▶ **Exercise task**
Which lines hold the word "xlabel"? Copy each of them.

▶ **Given records**
+ + + + +

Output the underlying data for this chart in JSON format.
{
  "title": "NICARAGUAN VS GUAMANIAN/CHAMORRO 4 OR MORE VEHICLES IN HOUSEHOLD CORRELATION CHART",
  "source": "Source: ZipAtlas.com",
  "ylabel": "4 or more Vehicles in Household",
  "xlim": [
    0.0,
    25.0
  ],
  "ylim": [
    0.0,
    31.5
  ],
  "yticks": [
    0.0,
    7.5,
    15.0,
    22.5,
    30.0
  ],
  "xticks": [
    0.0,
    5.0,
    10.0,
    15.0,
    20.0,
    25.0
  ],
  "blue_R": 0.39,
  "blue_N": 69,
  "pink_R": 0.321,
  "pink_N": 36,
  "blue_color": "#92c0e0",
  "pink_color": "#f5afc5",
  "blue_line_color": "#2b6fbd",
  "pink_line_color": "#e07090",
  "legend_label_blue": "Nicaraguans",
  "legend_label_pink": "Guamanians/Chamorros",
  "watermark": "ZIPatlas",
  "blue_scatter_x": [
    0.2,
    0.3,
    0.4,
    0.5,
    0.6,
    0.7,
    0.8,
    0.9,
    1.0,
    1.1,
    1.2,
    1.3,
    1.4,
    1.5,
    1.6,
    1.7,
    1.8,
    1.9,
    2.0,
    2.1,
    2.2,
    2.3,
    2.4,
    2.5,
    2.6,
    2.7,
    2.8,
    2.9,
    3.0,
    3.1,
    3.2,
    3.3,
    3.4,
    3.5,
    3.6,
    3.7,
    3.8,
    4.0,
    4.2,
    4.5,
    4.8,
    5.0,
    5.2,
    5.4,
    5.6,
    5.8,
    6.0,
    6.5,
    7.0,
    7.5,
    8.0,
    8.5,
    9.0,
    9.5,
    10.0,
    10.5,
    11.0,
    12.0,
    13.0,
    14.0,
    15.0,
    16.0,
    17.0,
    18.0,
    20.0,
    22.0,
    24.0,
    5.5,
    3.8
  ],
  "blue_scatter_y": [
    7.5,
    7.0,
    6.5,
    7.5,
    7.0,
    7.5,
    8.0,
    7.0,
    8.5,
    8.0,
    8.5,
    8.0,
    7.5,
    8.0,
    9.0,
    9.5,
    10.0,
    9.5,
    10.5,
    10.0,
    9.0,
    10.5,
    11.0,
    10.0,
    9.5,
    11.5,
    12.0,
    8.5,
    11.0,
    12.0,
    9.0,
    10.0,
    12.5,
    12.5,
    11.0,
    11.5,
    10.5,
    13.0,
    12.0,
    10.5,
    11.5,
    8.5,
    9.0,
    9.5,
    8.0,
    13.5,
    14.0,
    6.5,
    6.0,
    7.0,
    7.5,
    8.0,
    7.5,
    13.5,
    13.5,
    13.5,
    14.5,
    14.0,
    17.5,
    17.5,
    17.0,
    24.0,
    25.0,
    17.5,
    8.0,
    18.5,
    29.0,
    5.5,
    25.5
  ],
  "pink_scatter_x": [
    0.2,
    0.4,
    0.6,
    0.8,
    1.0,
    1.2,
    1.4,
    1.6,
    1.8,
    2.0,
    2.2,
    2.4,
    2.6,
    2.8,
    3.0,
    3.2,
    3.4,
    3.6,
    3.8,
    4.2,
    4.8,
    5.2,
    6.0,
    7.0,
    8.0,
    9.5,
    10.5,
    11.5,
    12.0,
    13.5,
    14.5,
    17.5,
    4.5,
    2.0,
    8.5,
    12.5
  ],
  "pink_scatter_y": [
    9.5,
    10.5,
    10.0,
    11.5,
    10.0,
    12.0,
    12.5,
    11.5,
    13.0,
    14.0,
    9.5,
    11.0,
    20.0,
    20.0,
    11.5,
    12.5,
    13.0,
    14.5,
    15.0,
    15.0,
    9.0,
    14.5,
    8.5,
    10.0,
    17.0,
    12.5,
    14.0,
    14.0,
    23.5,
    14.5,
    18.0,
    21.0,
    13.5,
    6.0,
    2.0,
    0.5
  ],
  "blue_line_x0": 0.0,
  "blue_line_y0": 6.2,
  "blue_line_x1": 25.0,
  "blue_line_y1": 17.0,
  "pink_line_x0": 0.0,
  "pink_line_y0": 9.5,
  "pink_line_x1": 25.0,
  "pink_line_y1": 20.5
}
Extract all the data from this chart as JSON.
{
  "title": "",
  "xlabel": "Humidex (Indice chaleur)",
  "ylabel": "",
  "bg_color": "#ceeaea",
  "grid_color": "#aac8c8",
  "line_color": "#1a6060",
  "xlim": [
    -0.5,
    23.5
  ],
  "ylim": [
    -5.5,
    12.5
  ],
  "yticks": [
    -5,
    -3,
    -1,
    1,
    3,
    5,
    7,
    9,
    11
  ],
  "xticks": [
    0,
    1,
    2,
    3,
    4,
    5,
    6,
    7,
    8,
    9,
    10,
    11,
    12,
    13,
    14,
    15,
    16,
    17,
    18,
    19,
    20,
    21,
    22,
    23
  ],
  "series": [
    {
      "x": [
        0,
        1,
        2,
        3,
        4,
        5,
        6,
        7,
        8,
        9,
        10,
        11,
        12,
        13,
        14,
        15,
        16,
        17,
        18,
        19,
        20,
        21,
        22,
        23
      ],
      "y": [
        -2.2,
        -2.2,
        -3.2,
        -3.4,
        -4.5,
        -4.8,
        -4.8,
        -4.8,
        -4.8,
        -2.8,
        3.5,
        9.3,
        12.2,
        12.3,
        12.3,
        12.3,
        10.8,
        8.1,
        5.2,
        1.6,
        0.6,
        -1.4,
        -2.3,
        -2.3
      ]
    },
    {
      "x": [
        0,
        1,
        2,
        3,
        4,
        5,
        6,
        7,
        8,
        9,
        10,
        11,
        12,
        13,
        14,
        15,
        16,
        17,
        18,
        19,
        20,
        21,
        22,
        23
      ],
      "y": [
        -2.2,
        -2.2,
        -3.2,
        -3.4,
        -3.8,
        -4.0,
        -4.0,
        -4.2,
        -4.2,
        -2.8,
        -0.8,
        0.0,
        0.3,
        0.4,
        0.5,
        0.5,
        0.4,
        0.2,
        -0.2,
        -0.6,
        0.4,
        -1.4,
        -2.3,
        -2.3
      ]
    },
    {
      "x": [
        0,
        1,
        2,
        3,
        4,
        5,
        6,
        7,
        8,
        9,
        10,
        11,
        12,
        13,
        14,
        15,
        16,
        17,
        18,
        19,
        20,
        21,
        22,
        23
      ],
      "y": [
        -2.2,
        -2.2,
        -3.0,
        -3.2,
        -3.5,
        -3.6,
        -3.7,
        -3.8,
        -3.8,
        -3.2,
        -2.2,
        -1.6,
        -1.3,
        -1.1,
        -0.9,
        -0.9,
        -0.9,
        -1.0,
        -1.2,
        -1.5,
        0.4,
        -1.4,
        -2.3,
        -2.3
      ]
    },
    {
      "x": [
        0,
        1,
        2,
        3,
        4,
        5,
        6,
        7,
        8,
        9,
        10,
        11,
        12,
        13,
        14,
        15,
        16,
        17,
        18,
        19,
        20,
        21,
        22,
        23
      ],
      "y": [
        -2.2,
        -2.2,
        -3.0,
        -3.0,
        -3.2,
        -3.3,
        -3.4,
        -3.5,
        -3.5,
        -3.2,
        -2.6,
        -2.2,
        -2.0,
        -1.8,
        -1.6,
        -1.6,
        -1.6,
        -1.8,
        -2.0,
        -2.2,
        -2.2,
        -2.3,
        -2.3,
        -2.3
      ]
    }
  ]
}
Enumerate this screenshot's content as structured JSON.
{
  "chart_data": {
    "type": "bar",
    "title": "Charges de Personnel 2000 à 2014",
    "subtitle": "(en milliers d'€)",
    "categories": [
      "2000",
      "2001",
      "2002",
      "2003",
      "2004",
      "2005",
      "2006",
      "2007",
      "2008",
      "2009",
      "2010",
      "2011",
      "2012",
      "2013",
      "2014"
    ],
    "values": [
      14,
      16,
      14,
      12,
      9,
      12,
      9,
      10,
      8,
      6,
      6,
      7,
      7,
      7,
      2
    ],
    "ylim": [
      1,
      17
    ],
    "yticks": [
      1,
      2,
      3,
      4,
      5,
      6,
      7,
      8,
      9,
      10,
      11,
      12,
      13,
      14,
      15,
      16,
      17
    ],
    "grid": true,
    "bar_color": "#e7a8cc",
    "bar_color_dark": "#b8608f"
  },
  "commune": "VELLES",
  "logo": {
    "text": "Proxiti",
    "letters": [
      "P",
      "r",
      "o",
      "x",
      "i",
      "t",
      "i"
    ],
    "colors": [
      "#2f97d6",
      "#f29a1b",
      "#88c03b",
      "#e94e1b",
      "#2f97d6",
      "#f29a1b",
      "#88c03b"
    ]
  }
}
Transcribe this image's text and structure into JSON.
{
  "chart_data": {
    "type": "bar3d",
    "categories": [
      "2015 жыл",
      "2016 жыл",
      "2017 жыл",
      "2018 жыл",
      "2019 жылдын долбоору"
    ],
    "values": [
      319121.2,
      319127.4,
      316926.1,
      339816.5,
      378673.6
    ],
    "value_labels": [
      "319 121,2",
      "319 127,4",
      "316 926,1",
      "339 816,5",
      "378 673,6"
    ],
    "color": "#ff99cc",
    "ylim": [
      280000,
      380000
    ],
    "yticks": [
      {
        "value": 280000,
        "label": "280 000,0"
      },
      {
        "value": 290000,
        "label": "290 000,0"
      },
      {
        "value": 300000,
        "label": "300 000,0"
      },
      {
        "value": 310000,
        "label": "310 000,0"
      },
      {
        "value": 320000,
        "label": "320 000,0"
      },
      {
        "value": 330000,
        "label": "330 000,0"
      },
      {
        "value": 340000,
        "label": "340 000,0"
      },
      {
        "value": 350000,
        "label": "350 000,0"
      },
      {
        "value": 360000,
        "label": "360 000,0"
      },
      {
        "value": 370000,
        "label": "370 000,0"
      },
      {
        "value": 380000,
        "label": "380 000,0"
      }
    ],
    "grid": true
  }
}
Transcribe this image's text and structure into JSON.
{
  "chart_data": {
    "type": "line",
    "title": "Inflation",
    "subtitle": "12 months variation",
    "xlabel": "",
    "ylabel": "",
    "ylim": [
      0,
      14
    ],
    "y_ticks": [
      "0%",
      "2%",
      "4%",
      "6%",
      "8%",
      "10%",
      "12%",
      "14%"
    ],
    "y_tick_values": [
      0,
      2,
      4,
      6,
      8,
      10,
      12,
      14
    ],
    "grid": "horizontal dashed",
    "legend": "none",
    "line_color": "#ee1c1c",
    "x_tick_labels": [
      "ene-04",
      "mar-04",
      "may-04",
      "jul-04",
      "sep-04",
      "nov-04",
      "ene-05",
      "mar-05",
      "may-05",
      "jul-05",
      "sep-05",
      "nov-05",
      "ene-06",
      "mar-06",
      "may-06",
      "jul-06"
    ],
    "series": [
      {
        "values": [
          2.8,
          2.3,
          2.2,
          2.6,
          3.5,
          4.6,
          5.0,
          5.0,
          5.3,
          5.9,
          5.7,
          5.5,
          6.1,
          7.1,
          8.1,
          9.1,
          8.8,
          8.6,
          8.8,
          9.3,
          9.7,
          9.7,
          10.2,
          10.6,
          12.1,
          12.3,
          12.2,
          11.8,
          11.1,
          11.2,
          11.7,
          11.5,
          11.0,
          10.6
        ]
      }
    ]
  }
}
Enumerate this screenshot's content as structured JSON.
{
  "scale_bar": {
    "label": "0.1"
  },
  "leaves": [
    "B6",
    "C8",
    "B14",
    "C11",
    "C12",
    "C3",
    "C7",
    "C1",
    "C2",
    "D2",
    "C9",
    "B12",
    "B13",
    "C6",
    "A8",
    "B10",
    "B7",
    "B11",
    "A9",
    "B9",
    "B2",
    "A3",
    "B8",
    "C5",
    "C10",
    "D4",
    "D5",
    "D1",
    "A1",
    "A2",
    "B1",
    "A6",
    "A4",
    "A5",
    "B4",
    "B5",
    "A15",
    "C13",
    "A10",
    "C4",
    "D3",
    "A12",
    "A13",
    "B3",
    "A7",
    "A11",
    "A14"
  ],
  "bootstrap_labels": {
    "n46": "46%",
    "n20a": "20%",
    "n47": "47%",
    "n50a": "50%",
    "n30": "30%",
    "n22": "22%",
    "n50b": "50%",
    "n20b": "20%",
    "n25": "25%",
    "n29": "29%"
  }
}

+ + + + +

▶ **Final result**
  "xlabel": "Humidex (Indice chaleur)",
    "xlabel": "",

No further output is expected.